What the task requires
Identify the lines that contain the string "pattern" and copy all of them.

(Part of a data file)
* BEGIN *
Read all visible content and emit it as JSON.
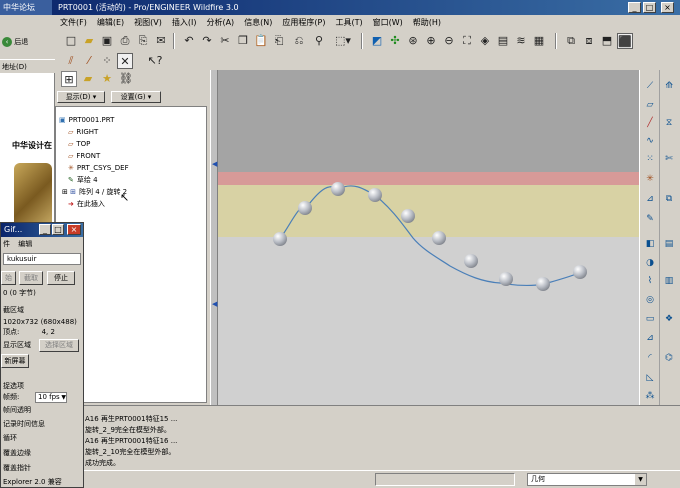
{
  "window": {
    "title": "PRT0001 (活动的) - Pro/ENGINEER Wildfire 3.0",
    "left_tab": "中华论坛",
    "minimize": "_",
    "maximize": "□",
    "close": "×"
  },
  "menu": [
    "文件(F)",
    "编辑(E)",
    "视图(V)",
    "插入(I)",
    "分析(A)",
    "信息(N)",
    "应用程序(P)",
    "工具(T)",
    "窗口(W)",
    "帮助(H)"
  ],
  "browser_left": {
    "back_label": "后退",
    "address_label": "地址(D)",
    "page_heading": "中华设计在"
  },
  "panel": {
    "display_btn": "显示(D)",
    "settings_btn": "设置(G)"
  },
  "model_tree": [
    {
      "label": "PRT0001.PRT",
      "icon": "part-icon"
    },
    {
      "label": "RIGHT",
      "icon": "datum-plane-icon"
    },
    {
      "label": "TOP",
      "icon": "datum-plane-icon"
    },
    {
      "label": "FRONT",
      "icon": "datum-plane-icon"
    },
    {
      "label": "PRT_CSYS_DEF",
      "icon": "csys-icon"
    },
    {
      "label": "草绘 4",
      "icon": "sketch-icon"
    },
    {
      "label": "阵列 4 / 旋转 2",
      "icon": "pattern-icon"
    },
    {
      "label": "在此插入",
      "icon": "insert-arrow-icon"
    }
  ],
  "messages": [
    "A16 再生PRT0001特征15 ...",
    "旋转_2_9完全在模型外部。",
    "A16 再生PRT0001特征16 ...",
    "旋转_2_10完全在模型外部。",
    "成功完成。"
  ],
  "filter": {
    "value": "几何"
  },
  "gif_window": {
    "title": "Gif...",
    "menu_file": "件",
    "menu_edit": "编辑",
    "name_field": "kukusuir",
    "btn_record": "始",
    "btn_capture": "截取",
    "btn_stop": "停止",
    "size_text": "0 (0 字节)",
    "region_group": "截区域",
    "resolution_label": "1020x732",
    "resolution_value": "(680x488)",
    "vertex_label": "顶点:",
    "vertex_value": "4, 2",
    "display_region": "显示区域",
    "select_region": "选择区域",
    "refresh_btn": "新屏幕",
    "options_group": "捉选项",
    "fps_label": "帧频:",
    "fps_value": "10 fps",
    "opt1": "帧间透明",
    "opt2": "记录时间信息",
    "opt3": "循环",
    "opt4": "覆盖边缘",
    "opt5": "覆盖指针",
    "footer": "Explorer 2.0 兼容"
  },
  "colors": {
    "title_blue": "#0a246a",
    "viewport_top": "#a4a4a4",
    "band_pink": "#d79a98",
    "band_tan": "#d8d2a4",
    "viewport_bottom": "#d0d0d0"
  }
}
* END *
* BEGIN *
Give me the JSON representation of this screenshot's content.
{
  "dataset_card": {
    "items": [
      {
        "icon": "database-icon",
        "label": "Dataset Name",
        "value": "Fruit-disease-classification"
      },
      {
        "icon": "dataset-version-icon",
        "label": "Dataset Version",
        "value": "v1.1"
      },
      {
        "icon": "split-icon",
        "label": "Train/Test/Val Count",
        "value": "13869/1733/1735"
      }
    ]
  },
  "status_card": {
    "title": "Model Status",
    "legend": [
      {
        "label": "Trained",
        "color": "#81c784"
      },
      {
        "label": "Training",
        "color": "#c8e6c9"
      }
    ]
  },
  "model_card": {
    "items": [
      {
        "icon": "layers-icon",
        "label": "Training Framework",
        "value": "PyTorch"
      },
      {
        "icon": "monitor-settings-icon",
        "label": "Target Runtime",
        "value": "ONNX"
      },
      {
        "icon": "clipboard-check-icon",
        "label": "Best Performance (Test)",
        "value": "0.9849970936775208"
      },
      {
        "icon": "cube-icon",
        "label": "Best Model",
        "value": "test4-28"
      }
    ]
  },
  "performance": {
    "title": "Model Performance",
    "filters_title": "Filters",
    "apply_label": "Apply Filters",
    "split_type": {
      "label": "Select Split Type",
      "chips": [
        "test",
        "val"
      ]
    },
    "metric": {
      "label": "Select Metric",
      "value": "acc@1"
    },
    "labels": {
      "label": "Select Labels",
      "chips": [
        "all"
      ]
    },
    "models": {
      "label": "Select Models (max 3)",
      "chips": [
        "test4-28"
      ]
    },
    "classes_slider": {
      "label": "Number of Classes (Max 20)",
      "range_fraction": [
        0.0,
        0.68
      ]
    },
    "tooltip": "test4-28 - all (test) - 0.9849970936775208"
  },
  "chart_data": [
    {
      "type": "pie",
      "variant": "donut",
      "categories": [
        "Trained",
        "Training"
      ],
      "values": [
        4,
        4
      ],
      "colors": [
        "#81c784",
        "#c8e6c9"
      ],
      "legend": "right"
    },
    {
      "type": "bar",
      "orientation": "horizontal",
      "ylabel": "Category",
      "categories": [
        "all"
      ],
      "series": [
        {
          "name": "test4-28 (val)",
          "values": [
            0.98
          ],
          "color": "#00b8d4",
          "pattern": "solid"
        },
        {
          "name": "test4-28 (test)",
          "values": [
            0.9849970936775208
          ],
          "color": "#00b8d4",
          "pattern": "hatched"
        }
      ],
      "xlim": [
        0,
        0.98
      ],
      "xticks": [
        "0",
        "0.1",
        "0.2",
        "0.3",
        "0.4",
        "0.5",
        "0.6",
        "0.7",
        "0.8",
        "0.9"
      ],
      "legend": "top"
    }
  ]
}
* END *
Task result
      "icon": "pattern-icon"
          "pattern": "solid"
          "pattern": "hatched"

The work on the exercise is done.